:: Exercise requirements ::
Rewrite the material below as a JSON list of strings, one string per line, leaving out any blank lines.

:: Material ::
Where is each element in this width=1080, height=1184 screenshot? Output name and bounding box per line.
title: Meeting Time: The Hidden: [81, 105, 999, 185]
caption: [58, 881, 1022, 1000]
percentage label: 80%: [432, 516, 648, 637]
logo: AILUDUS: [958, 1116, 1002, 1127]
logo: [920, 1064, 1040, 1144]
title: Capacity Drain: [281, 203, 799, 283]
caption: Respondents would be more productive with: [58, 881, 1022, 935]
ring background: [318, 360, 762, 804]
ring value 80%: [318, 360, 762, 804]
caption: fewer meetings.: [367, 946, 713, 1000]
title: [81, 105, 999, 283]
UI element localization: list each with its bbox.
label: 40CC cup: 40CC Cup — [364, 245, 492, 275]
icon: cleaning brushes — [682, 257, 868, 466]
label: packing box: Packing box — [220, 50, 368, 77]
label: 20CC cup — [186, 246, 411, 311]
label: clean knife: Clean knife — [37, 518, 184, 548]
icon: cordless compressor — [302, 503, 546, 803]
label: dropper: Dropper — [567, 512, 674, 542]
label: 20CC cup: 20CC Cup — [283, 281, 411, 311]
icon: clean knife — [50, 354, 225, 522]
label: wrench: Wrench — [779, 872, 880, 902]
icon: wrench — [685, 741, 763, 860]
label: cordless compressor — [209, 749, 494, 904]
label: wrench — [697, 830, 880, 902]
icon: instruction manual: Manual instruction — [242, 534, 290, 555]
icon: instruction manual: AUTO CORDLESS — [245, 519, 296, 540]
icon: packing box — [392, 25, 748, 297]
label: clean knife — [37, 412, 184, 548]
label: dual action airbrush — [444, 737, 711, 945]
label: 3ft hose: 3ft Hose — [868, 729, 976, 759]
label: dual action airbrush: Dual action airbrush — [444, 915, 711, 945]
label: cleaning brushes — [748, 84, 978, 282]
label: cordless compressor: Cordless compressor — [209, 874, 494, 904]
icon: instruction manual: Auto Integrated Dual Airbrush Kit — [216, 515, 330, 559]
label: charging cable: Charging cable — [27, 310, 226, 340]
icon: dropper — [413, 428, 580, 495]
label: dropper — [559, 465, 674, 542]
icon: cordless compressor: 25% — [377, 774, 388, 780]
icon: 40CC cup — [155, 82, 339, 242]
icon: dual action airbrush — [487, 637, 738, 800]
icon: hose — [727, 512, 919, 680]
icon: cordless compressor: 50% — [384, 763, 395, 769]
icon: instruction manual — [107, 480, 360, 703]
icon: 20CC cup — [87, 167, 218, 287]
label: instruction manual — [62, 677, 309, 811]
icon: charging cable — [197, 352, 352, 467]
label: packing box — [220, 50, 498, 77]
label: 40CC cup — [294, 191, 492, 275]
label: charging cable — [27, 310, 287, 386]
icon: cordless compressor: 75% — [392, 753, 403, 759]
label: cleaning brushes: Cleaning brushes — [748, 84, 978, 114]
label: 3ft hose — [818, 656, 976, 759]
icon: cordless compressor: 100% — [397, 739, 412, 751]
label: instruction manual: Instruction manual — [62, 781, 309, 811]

:: Solution to the exercise ::
[
  "Where is each element in this width=1080, height=1184 screenshot? Output name and bounding box per line.",
  "title: Meeting Time: The Hidden: [81, 105, 999, 185]",
  "caption: [58, 881, 1022, 1000]",
  "percentage label: 80%: [432, 516, 648, 637]",
  "logo: AILUDUS: [958, 1116, 1002, 1127]",
  "logo: [920, 1064, 1040, 1144]",
  "title: Capacity Drain: [281, 203, 799, 283]",
  "caption: Respondents would be more productive with: [58, 881, 1022, 935]",
  "ring background: [318, 360, 762, 804]",
  "ring value 80%: [318, 360, 762, 804]",
  "caption: fewer meetings.: [367, 946, 713, 1000]",
  "title: [81, 105, 999, 283]",
  "UI element localization: list each with its bbox.",
  "label: 40CC cup: 40CC Cup — [364, 245, 492, 275]",
  "icon: cleaning brushes — [682, 257, 868, 466]",
  "label: packing box: Packing box — [220, 50, 368, 77]",
  "label: 20CC cup — [186, 246, 411, 311]",
  "label: clean knife: Clean knife — [37, 518, 184, 548]",
  "icon: cordless compressor — [302, 503, 546, 803]",
  "label: dropper: Dropper — [567, 512, 674, 542]",
  "label: 20CC cup: 20CC Cup — [283, 281, 411, 311]",
  "icon: clean knife — [50, 354, 225, 522]",
  "label: wrench: Wrench — [779, 872, 880, 902]",
  "icon: wrench — [685, 741, 763, 860]",
  "label: cordless compressor — [209, 749, 494, 904]",
  "label: wrench — [697, 830, 880, 902]",
  "icon: instruction manual: Manual instruction — [242, 534, 290, 555]",
  "icon: instruction manual: AUTO CORDLESS — [245, 519, 296, 540]",
  "icon: packing box — [392, 25, 748, 297]",
  "label: clean knife — [37, 412, 184, 548]",
  "label: dual action airbrush — [444, 737, 711, 945]",
  "label: 3ft hose: 3ft Hose — [868, 729, 976, 759]",
  "label: dual action airbrush: Dual action airbrush — [444, 915, 711, 945]",
  "label: cleaning brushes — [748, 84, 978, 282]",
  "label: cordless compressor: Cordless compressor — [209, 874, 494, 904]",
  "icon: instruction manual: Auto Integrated Dual Airbrush Kit — [216, 515, 330, 559]",
  "label: charging cable: Charging cable — [27, 310, 226, 340]",
  "icon: dropper — [413, 428, 580, 495]",
  "label: dropper — [559, 465, 674, 542]",
  "icon: cordless compressor: 25% — [377, 774, 388, 780]",
  "icon: 40CC cup — [155, 82, 339, 242]",
  "icon: dual action airbrush — [487, 637, 738, 800]",
  "icon: hose — [727, 512, 919, 680]",
  "icon: cordless compressor: 50% — [384, 763, 395, 769]",
  "icon: instruction manual — [107, 480, 360, 703]",
  "icon: 20CC cup — [87, 167, 218, 287]",
  "label: instruction manual — [62, 677, 309, 811]",
  "icon: charging cable — [197, 352, 352, 467]",
  "label: packing box — [220, 50, 498, 77]",
  "label: 40CC cup — [294, 191, 492, 275]",
  "label: charging cable — [27, 310, 287, 386]",
  "icon: cordless compressor: 75% — [392, 753, 403, 759]",
  "label: cleaning brushes: Cleaning brushes — [748, 84, 978, 114]",
  "label: 3ft hose — [818, 656, 976, 759]",
  "icon: cordless compressor: 100% — [397, 739, 412, 751]",
  "label: instruction manual: Instruction manual — [62, 781, 309, 811]"
]